### Page ###

In 1985 the Marvel imprint Star Comics published a title called Royal Roy. Harvey sued Star for copyright infringement, claiming that Roy was a blatant copy of Richie Rich. Veteran Harvey writer-artist Lennie Herman had created Royal Roy for Star Comics. Herman died in 1983 before the first issue of Royal Roy was published. The Royal Roy comic ended after six issues and the lawsuit was dropped.

In 1986, Harvey resumed publication under the leadership of Alan Harvey (Alfred's oldest son), focusing on a few core titles, digests, and reprints.

In 1987, Harvey sued Columbia Pictures, for $50 million, claiming that the ghost in the logo of the film Ghostbusters was too reminiscent of Fatso from the Casper series. The court ruled in Columbia's favor, due to Harvey's failure to renew the copyrights on early Casper stories and the "limited ways to draw a figure of a cartoon ghost".

===Later history===

In 1989, Harvey Comics was sold to Jeffrey Montgomery's HMH Communications and was renamed as Harvey Comics Entertainment, later named The Harvey Entertainment Company. located in Santa Monica, California. Under the new ownership, the company emphasized on re-syndicating their properties for both television and in press.

Following the initial wave of syndicating the Harvey catalogue, Harvey began producing their own original programs including The Baby Huey Show and Richie Rich, as well as producing feature-length films under an agreement with Universal Pictures, including Richie Rich and Casper, later outsourcing the production of direct-to-video material for both franchises over to Saban Entertainment.

Montgomery was ousted from the company in March 1998, and following various acquisitions and expansions to add content outside of the Harvey Classics including the purchase of PM Entertainment, Harvey was close to going into liquidation. In February 2001, The Harvey Entertainment Company announced that it would sell the entire Harvey catalogue over to Classic Media, a deal of which would close by June 2001.

The rights to Sad Sack, Black Cat, and certain other Harvey characters are still owned by Alan Harvey, and have been published under the names of Lorne-Harvey Publications and Re-Collections. In late 2000, Alan Harvey sued Steve Geppi over his 1984 acquisition of the Sad Sack original art, charging that Geppi had plundered Harvey's warehouses. Geppi countersued, claiming that he had legal title to the original art. The suit was settled in late 2002; at the time of the settlement, the New York Supreme Court had dismissed Harvey's claims against Geppi. The settlement agreement allowed Geppi to keep the art, with no money changing hands.

== Distribution of cartoons ==

For years, the television distribution rights to the Harveytoons library were licensed to Worldvision Enterprises. Worldvision would hold distribution rights to many earlier Famous Studios cartoons (plus most of the cartoons by Fleischer Studios) for a short time, until being absorbed by the television division of Paramount Pictures, which originally distributed the cartoons.

###

Requirements:
Please answer from the Harvey Comics history: in what month and year was Jeffrey Montgomery ousted from the company?

### Extracted information ###

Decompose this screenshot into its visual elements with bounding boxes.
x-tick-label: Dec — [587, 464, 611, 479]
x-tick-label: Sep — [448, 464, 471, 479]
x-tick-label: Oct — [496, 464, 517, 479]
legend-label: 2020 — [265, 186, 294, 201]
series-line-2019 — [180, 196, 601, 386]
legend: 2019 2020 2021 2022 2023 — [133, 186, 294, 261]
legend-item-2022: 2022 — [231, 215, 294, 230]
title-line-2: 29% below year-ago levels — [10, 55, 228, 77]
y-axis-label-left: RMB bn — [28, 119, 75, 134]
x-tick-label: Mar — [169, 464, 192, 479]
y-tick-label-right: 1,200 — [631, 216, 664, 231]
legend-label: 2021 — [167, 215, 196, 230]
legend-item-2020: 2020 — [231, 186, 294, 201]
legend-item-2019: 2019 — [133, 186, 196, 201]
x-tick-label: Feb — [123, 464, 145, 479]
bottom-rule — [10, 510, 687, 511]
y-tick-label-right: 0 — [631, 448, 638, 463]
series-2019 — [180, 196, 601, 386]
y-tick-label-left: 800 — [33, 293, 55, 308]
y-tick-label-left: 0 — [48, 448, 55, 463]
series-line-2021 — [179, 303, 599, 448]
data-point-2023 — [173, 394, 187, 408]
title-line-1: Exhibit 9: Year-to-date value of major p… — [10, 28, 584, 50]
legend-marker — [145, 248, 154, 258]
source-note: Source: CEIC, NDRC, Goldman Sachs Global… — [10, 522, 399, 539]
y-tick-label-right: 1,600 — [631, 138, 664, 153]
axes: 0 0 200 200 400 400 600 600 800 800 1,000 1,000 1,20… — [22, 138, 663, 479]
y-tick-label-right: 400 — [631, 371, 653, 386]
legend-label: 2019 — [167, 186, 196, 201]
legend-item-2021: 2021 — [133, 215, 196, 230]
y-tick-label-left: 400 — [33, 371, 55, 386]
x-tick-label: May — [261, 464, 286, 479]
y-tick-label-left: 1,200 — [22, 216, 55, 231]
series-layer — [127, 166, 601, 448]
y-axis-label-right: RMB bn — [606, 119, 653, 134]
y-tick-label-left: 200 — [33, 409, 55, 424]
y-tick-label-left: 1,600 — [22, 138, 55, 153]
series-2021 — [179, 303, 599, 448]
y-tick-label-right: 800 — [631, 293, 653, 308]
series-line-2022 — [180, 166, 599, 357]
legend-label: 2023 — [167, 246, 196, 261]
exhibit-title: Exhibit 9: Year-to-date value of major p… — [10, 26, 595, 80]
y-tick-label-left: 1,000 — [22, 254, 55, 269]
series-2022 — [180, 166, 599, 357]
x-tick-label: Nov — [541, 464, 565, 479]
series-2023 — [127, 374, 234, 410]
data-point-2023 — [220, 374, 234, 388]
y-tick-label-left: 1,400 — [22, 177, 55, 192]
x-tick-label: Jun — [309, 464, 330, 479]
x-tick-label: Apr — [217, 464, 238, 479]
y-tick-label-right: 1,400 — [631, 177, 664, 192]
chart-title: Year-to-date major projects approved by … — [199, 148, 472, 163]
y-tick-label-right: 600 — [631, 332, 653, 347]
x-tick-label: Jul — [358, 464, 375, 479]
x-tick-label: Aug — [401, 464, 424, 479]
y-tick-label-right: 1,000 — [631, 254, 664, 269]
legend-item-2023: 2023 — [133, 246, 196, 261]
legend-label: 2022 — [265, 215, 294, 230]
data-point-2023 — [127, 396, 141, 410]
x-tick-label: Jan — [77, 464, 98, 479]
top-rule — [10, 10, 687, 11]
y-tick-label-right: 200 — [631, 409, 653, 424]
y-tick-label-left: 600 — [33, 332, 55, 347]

###

Output of the exercise:
March 1998